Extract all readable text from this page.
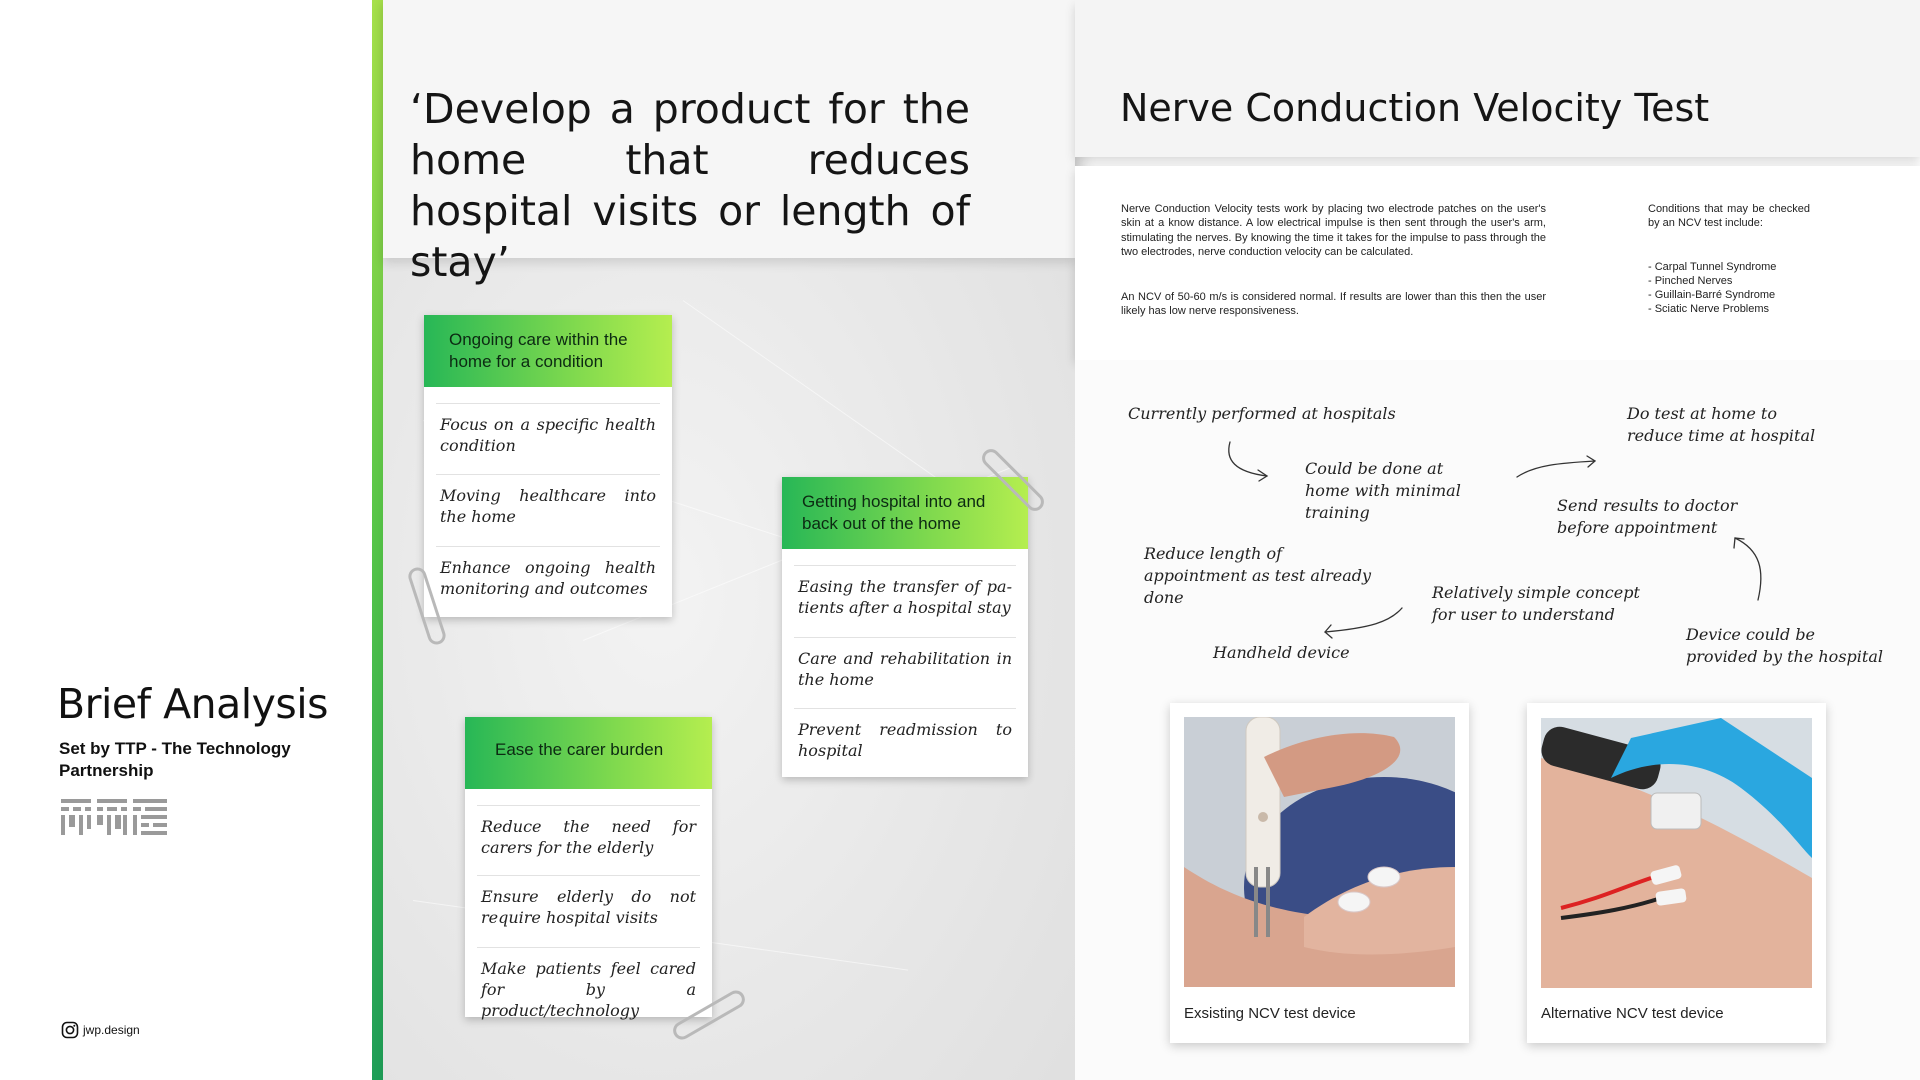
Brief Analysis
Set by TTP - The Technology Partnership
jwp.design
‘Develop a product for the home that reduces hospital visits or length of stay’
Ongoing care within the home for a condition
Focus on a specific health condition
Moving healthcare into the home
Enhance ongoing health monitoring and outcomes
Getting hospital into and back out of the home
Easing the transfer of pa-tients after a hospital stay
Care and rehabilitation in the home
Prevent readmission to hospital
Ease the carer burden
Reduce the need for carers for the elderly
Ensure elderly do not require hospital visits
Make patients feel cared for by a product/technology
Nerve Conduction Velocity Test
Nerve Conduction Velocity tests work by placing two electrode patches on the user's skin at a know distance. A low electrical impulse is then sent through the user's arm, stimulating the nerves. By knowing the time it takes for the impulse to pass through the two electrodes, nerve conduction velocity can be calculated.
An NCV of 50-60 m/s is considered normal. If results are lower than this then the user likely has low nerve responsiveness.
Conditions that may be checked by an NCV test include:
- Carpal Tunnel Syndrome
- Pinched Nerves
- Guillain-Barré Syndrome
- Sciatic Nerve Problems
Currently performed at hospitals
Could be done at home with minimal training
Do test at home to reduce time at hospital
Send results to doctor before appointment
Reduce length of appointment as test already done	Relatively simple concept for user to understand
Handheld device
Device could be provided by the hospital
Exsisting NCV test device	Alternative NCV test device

EXERCISE: Take from the material every line that holds "into".

WRITTEN SOLUTION:
Moving healthcare into the home
Getting hospital into and back out of the home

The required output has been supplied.